*The exercise*.
Search the data below for the word "Size" and copy each line that holds it.

(Dataset records)
■ ■ ■ ■

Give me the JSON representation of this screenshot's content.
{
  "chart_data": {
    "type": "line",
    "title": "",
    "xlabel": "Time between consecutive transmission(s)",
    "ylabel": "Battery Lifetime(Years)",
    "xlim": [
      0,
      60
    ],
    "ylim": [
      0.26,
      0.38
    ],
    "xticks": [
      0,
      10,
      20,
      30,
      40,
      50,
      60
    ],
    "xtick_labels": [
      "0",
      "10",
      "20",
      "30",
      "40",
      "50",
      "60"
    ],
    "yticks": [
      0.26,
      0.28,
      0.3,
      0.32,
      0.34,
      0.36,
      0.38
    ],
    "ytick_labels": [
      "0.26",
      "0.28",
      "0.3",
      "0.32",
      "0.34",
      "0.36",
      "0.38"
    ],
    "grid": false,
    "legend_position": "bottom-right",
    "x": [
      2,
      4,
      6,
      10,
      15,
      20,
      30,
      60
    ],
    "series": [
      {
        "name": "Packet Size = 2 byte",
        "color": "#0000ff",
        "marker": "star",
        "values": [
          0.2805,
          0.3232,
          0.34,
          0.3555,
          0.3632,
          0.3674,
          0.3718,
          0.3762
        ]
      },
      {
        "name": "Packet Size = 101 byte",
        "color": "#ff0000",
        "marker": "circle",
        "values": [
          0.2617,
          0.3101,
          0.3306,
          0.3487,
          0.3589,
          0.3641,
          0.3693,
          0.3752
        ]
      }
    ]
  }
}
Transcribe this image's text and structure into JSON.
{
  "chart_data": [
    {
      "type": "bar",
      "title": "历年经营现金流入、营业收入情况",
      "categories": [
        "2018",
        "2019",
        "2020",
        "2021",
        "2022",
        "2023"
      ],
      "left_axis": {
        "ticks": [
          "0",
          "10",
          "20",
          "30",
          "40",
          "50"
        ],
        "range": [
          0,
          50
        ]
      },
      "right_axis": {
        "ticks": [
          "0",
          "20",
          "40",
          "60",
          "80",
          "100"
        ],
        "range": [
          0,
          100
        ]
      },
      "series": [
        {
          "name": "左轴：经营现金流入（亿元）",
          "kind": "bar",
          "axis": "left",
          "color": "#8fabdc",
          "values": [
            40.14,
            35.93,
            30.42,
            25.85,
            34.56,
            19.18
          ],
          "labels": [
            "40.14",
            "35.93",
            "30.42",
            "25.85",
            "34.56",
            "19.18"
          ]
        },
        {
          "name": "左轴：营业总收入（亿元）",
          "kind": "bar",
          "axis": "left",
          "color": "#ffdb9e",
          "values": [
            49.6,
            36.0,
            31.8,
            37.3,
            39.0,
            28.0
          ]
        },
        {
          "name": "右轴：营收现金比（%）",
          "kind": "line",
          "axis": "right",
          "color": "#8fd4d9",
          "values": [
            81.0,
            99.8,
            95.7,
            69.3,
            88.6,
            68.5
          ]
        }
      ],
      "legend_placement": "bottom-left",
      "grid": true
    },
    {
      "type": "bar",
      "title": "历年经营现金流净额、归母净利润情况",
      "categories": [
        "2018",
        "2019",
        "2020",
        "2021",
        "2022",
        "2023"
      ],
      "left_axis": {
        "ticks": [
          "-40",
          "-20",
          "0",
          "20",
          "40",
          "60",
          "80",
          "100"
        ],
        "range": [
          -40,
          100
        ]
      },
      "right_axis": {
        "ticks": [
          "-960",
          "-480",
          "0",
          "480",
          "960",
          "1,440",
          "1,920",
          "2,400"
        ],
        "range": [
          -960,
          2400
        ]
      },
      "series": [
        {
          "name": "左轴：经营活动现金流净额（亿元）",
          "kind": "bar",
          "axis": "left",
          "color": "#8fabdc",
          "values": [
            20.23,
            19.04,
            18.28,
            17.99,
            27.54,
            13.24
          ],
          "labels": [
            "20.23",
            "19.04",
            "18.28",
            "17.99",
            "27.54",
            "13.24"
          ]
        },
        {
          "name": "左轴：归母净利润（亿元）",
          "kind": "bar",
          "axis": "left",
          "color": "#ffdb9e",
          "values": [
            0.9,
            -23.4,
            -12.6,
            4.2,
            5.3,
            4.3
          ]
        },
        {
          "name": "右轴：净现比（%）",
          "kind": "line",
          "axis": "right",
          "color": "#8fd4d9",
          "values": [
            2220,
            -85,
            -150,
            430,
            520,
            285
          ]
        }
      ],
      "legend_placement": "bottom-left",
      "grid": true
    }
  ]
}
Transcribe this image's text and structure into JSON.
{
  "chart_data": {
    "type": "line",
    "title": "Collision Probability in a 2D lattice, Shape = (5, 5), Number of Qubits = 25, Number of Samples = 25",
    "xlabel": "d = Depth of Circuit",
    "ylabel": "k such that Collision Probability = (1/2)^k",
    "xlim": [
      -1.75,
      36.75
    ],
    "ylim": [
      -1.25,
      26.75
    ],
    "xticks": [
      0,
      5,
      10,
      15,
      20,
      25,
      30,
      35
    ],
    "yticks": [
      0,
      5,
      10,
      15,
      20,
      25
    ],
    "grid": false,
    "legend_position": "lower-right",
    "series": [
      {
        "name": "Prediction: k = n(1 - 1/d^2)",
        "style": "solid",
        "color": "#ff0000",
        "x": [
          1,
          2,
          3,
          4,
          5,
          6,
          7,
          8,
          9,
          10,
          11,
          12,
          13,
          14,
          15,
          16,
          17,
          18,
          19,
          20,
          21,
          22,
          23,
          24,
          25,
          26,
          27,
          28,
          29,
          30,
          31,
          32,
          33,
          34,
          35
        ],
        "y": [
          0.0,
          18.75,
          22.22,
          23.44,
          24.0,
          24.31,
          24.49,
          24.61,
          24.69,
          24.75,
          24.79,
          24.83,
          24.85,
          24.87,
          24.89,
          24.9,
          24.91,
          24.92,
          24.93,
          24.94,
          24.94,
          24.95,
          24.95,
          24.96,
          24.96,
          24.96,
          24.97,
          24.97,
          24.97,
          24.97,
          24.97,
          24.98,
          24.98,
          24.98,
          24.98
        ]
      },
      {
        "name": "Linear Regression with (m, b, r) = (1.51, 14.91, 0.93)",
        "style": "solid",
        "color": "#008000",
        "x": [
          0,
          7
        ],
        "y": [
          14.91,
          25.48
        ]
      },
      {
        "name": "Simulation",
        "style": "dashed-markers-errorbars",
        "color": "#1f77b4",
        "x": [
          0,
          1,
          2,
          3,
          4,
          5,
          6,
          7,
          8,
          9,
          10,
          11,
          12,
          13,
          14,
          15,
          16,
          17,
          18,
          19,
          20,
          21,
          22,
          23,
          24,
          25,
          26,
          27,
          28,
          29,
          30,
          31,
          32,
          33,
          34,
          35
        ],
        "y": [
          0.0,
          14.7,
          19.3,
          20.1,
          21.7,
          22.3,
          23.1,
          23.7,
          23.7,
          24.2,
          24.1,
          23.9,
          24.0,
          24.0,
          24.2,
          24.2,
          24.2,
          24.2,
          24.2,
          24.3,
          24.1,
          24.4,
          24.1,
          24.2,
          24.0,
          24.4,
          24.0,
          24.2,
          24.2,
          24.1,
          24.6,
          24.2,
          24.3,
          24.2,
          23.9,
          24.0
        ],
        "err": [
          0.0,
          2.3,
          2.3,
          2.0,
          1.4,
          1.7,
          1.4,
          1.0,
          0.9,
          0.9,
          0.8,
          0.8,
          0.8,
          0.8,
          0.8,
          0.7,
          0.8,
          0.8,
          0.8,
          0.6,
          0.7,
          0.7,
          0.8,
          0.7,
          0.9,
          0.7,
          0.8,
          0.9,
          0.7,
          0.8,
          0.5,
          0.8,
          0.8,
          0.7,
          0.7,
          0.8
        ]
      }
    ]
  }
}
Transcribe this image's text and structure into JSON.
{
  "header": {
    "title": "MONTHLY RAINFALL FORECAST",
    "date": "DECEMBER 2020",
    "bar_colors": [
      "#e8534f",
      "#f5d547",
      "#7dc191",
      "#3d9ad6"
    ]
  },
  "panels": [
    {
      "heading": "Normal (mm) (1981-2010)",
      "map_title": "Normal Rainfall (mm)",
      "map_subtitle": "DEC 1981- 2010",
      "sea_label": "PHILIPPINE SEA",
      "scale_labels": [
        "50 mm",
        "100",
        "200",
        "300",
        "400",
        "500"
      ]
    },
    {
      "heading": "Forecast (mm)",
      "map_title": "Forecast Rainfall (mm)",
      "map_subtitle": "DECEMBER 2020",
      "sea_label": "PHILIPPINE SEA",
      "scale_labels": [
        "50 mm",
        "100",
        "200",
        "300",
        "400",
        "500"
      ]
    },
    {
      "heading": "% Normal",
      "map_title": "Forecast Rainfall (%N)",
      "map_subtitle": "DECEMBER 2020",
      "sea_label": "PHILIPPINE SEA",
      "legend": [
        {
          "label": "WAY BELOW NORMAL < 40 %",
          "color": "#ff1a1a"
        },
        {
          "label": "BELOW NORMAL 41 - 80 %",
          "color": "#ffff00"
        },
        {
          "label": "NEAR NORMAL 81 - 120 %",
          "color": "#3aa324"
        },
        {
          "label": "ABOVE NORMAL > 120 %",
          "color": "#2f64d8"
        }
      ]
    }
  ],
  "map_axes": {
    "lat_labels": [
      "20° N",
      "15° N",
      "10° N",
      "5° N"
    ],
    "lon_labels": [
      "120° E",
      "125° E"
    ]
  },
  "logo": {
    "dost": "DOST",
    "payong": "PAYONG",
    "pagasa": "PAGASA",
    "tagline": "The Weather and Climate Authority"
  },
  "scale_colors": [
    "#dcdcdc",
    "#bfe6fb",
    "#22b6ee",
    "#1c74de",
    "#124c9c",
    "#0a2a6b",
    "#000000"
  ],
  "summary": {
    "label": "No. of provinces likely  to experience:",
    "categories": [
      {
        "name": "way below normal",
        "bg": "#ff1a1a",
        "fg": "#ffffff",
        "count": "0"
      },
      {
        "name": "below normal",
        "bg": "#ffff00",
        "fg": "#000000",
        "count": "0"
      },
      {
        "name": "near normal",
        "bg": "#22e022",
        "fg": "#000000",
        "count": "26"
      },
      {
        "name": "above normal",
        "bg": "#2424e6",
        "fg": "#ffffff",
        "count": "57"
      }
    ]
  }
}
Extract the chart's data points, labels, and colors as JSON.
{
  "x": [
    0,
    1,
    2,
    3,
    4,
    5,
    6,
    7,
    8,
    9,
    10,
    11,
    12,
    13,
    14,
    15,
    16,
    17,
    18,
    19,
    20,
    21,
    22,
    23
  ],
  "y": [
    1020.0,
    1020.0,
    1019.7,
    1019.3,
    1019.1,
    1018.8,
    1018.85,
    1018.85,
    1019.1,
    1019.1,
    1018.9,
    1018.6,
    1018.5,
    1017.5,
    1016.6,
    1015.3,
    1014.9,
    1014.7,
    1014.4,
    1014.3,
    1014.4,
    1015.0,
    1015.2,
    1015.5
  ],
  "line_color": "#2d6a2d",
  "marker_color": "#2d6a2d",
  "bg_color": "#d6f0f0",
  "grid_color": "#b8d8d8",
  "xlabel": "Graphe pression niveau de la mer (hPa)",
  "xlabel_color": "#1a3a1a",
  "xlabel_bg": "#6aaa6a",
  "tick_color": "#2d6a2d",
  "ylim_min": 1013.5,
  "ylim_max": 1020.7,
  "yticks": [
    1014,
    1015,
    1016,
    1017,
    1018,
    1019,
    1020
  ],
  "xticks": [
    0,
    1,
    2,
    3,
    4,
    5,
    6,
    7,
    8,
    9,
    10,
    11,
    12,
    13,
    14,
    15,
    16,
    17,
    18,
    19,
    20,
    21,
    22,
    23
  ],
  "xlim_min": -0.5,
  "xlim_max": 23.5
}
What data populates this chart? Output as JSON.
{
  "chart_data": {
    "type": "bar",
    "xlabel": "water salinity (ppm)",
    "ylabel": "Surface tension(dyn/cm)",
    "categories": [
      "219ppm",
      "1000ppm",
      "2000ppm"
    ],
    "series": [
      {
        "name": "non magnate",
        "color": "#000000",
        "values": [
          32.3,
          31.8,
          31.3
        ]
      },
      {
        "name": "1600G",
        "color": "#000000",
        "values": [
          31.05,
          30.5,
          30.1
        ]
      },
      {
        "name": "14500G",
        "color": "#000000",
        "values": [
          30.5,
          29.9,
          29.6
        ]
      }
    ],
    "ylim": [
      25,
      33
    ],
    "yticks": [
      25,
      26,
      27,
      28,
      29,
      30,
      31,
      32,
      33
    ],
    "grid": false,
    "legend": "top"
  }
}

■ ■ ■ ■

*Complete answer*.
        "name": "Packet Size = 2 byte",
        "name": "Packet Size = 101 byte",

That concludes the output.